Im Übrigen verstoße die Handhabung des Antragsgegners auch gegen deutsches Verfassungsrecht. Das Bundesverfassungsgericht habe festgestellt, dass das staatliche Sportwettenmonopol jedenfalls in seiner jetzigen Ausgestaltung verfassungswidrig sei. Die vom Bundesverfassungsgericht getroffene Übergangsregelung beziehe sich allein auf das bayerische, nicht aber auf das niedersächsische Recht.

6

Es liege auch kein Verstoß gegen § 284 StGB vor. Das Gewerbe des Antragstellers stelle kein unerlaubtes Veranstalten eines Glücksspiels dar. Jedenfalls sei das bloße Vermitteln nicht strafbar. Der bloße werbende Hinweis auf eine ausländische Glücksspieleinrichtung reiche als solcher nämlich nicht aus, um eine Strafbarkeit zu begründen. Auch gegenüber § 284 StGB gelte der Vorrang des Gemeinschaftsrechts und des Verfassungsrechts.
++++++
» Zu lösende Aufgaben:
[1] Übertrage den folgenden Satz aus dem Auszug ins Englische: „Das Bundesverfassungsgericht habe festgestellt, dass das staatliche Sportwettenmonopol jedenfalls in seiner jetzigen Ausgestaltung verfassungswidrig sei.“
[2] Nenne bitte alle Wörter im Auszug, die die Buchstabenfolge „verfassung“ enthalten, unabhängig von Groß- und Kleinschreibung. Führe jede Wortform nur einmal und in der Reihenfolge ihres ersten Vorkommens auf.
Für die Bearbeitung braucht man die Daten nicht.

» Bereitgestellte Daten:
++++++
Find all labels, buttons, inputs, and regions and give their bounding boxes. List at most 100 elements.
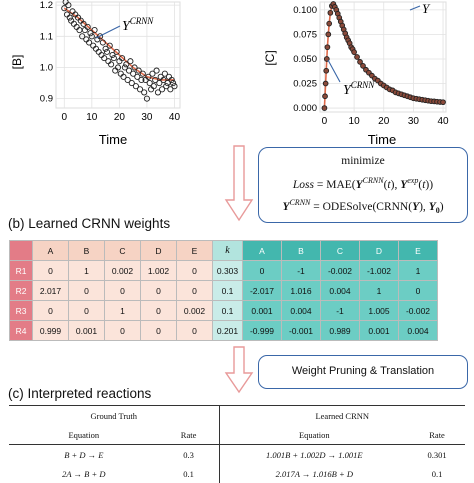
++++++
» Lösungen der Aufgaben:
[1] The Federal Constitutional Court had found that the state sports betting monopoly is unconstitutional, at least in its current form.

[2]
- Verfassungsrecht
- Bundesverfassungsgericht
- verfassungswidrig
- Verfassungsrechts